*TASK BRIEF*: Determine how many lines contain the string "India" and reply with that number alone.

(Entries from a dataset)
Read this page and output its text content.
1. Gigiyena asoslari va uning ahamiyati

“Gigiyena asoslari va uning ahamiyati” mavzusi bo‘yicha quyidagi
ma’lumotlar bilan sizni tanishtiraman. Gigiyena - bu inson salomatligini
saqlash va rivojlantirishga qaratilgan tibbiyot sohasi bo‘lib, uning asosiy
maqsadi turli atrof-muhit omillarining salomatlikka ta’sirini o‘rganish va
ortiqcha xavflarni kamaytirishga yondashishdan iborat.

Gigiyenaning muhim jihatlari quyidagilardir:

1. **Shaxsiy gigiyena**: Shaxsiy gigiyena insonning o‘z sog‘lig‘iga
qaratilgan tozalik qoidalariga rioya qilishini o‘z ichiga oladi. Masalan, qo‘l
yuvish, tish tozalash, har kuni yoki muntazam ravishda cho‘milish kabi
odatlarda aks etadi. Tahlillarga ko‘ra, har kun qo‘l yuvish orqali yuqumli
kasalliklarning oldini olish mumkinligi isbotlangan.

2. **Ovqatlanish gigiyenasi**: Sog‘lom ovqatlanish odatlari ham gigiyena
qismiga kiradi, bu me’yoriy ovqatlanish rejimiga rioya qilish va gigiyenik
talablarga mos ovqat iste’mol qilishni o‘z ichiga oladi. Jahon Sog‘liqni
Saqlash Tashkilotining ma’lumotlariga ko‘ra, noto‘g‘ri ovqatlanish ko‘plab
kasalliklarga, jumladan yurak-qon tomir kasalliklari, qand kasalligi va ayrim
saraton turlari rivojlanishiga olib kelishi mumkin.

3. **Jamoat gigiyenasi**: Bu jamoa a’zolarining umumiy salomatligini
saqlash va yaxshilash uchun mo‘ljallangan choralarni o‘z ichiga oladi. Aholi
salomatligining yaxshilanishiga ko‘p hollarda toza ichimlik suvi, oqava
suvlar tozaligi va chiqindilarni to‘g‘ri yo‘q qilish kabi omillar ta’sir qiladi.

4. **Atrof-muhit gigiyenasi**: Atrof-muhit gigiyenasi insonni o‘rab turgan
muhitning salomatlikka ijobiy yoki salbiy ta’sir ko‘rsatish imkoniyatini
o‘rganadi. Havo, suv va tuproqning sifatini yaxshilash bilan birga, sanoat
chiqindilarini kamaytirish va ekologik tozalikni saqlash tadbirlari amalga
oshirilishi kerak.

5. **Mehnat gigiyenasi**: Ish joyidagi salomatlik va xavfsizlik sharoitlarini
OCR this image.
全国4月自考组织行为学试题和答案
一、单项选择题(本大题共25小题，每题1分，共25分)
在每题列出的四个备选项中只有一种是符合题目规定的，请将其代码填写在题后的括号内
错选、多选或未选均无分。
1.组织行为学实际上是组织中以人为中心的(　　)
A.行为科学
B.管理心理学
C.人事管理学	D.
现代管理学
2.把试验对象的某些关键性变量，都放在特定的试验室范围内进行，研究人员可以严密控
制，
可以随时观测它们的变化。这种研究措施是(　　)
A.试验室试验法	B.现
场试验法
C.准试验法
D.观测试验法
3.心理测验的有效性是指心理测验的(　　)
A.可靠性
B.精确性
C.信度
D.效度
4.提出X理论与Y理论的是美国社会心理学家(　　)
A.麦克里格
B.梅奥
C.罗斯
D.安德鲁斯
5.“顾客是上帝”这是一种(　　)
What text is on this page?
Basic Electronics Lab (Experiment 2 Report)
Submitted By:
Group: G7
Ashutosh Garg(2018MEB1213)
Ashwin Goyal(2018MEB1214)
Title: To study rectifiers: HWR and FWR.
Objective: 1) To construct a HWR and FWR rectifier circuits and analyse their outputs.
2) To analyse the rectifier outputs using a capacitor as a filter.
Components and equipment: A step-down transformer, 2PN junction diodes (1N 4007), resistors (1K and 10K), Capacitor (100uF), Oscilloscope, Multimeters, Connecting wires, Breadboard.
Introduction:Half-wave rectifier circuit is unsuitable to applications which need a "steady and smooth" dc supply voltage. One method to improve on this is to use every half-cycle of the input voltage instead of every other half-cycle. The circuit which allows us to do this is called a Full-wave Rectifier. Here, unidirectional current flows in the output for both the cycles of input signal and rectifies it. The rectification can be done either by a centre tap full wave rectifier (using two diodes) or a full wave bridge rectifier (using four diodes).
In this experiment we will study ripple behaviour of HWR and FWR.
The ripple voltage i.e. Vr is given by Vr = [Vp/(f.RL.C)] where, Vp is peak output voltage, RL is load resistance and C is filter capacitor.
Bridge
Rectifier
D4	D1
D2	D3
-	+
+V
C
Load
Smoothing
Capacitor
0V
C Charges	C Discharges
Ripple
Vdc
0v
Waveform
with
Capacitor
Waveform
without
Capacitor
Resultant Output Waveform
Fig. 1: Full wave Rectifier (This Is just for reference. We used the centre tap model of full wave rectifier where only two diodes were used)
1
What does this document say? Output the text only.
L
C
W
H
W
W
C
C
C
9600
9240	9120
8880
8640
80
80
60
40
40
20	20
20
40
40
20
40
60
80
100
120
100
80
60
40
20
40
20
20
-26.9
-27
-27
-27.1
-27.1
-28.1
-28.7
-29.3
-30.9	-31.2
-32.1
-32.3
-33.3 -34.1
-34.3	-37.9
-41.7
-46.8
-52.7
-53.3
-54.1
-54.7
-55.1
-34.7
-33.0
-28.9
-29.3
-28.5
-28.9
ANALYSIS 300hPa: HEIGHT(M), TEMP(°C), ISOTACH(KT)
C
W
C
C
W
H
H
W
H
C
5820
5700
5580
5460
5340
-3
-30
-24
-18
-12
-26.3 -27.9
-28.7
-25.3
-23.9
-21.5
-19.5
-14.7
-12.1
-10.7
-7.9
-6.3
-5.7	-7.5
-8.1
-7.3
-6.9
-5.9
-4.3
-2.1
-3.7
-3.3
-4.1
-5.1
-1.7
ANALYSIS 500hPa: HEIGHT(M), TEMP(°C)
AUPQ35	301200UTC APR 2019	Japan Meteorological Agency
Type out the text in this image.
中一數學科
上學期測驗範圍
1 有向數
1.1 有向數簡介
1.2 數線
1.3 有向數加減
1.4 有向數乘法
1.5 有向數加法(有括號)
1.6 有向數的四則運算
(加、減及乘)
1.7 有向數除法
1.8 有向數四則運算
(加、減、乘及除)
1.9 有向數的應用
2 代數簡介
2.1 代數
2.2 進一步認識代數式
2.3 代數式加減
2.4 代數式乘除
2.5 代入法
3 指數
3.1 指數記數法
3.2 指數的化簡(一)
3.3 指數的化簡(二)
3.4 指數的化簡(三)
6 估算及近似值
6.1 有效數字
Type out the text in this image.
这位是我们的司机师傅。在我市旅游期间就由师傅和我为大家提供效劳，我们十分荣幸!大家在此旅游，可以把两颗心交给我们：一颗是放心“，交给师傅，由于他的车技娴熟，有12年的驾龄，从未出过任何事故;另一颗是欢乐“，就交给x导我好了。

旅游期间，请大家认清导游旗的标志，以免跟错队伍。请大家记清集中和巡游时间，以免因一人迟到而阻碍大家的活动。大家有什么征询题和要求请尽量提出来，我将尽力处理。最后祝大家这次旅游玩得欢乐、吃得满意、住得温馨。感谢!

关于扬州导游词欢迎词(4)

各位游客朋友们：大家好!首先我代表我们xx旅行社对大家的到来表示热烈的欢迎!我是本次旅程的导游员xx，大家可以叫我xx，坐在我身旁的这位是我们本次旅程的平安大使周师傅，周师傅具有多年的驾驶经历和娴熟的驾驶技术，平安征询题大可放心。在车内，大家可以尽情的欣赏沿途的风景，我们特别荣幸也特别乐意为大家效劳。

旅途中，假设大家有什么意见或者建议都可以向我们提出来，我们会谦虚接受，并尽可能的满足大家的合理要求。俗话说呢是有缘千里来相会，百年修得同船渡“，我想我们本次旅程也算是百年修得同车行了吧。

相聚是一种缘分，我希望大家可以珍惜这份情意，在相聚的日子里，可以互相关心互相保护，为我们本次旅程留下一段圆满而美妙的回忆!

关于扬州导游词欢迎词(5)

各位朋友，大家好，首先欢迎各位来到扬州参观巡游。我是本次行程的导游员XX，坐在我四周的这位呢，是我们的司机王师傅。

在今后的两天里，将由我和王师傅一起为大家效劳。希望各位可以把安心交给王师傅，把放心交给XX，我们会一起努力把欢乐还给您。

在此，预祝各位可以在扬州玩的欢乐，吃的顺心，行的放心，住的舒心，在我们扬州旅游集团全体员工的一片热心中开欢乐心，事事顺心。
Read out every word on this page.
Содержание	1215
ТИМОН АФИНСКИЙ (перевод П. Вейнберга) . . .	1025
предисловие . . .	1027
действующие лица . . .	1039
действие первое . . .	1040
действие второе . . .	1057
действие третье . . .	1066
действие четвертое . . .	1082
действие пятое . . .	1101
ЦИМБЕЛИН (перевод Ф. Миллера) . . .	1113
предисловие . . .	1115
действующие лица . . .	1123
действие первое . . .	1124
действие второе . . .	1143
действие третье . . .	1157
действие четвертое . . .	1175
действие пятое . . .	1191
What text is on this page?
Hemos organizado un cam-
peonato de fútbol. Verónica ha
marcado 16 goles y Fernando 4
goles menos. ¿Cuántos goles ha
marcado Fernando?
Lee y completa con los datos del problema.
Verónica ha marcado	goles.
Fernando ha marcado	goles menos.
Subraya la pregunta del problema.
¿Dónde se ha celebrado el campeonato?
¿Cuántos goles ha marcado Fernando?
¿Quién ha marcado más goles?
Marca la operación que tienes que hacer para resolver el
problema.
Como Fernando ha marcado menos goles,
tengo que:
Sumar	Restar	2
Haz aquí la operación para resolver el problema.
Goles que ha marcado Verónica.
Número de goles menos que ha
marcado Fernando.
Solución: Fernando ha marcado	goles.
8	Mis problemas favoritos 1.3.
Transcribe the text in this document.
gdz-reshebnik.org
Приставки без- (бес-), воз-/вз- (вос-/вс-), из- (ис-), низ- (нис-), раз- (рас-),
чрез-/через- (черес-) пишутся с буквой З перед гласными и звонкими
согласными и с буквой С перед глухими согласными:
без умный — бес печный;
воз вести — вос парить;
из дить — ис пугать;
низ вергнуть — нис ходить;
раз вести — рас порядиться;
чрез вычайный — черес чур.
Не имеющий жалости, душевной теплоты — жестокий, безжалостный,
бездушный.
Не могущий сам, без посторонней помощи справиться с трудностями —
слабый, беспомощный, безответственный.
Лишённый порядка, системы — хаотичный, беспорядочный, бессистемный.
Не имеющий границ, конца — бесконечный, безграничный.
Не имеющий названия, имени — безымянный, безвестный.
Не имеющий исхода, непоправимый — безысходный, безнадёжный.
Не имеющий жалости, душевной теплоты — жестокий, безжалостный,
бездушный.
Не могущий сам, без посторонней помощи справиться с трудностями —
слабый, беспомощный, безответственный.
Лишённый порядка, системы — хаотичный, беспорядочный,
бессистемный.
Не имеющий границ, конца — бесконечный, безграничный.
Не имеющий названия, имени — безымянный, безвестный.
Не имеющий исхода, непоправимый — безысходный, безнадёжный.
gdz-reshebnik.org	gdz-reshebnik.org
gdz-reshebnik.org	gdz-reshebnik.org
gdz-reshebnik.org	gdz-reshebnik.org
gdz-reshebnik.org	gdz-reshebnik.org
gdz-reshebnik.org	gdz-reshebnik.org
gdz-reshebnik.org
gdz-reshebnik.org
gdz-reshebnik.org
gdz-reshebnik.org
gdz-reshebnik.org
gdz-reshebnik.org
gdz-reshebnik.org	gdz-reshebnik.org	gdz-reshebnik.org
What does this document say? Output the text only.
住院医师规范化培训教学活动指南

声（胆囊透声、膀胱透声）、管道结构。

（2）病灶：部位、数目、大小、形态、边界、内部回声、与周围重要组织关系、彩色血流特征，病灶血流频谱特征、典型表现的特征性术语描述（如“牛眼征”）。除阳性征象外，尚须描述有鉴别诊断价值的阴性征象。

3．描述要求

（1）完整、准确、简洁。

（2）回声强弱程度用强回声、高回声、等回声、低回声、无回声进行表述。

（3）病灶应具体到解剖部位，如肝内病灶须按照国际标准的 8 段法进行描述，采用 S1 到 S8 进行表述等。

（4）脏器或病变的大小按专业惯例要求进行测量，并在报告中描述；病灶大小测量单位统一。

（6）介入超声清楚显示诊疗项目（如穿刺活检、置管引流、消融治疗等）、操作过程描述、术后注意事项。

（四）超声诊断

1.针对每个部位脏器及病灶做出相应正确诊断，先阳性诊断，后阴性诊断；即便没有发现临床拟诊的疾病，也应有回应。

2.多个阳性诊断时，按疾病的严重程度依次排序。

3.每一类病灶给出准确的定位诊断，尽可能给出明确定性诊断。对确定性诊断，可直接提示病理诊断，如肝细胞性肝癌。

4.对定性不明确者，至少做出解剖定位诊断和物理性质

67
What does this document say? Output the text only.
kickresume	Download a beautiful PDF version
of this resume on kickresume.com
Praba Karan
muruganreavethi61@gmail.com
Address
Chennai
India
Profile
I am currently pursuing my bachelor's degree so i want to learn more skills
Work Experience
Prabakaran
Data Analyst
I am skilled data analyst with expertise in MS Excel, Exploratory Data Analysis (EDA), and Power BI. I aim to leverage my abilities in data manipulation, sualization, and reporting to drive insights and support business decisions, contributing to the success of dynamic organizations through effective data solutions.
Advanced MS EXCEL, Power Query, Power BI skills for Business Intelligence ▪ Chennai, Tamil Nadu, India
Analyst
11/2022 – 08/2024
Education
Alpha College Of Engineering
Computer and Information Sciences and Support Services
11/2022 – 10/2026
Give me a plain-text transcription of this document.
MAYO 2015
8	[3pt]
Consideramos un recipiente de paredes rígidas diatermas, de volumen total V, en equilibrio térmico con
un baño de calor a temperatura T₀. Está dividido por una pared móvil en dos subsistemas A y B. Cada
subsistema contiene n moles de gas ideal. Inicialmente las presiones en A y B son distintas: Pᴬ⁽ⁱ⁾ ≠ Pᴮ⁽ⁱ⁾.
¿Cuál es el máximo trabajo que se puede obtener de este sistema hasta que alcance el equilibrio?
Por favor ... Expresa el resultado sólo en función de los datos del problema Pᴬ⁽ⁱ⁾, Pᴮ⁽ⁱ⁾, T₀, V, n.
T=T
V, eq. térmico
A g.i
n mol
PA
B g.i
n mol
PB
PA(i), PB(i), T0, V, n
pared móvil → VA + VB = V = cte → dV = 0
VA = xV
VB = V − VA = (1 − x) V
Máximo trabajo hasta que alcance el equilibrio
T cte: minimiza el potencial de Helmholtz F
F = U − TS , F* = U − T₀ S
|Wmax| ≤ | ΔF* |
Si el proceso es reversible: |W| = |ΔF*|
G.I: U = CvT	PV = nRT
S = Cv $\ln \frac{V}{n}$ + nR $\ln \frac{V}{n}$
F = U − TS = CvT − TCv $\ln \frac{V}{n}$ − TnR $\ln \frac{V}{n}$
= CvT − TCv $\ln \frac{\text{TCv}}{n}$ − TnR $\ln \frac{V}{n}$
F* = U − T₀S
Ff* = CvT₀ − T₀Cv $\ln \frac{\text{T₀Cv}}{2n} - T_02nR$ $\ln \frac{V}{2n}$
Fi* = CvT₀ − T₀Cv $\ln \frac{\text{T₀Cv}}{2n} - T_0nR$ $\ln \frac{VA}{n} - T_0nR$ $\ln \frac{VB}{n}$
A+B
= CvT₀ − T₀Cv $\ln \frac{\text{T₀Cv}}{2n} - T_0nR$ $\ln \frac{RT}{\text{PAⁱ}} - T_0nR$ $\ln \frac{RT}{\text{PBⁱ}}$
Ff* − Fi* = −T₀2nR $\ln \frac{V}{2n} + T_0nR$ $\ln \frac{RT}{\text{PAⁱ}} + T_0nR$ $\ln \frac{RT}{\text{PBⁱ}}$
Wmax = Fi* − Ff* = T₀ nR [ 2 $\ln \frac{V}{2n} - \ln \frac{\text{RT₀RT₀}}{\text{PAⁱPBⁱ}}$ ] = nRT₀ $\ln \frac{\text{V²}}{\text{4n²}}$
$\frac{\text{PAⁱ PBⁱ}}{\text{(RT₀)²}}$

*WRITTEN REPLY*: 2